======== Supplied information ========
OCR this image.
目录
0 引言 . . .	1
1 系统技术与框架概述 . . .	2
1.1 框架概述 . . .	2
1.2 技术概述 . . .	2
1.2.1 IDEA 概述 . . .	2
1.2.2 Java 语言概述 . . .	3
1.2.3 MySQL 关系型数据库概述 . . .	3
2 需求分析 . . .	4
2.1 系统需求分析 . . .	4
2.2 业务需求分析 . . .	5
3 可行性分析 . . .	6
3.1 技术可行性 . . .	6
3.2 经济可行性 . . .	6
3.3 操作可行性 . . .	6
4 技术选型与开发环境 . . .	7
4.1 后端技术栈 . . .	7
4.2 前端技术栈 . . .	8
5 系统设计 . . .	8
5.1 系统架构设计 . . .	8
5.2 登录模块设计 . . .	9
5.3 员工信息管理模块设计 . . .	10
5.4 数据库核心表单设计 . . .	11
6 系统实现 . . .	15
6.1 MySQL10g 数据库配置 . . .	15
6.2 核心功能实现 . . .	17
========
Objective:
Using the data above, repeat every line exactly.

Solution:
OCR this image.
目录
0 引言 . . .	1
1 系统技术与框架概述 . . .	2
1.1 框架概述 . . .	2
1.2 技术概述 . . .	2
1.2.1 IDEA 概述 . . .	2
1.2.2 Java 语言概述 . . .	3
1.2.3 MySQL 关系型数据库概述 . . .	3
2 需求分析 . . .	4
2.1 系统需求分析 . . .	4
2.2 业务需求分析 . . .	5
3 可行性分析 . . .	6
3.1 技术可行性 . . .	6
3.2 经济可行性 . . .	6
3.3 操作可行性 . . .	6
4 技术选型与开发环境 . . .	7
4.1 后端技术栈 . . .	7
4.2 前端技术栈 . . .	8
5 系统设计 . . .	8
5.1 系统架构设计 . . .	8
5.2 登录模块设计 . . .	9
5.3 员工信息管理模块设计 . . .	10
5.4 数据库核心表单设计 . . .	11
6 系统实现 . . .	15
6.1 MySQL10g 数据库配置 . . .	15
6.2 核心功能实现 . . .	17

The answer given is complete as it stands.